== Dataset records

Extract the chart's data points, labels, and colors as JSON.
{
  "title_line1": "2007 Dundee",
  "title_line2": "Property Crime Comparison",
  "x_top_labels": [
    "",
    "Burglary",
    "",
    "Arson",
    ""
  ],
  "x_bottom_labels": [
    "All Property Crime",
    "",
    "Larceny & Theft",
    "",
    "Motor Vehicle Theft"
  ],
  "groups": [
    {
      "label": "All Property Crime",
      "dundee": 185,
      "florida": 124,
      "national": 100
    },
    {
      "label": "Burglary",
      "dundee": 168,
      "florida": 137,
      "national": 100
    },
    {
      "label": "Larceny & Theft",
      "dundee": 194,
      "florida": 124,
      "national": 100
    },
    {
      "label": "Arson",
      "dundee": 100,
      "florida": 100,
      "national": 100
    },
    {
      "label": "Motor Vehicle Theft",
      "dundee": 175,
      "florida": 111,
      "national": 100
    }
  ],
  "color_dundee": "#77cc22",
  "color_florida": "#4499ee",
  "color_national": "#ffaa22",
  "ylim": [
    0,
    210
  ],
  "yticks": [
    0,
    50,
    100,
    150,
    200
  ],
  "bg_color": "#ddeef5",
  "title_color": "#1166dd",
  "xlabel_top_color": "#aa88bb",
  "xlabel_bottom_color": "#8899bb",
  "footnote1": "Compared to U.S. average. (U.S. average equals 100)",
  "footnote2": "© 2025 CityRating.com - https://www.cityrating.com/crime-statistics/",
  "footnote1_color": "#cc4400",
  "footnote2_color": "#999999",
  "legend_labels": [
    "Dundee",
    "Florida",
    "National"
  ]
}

====

**Exercise requirements:** List all lines where "Property" occurs.

**Response:**
  "title_line2": "Property Crime Comparison",
    "All Property Crime",
      "label": "All Property Crime",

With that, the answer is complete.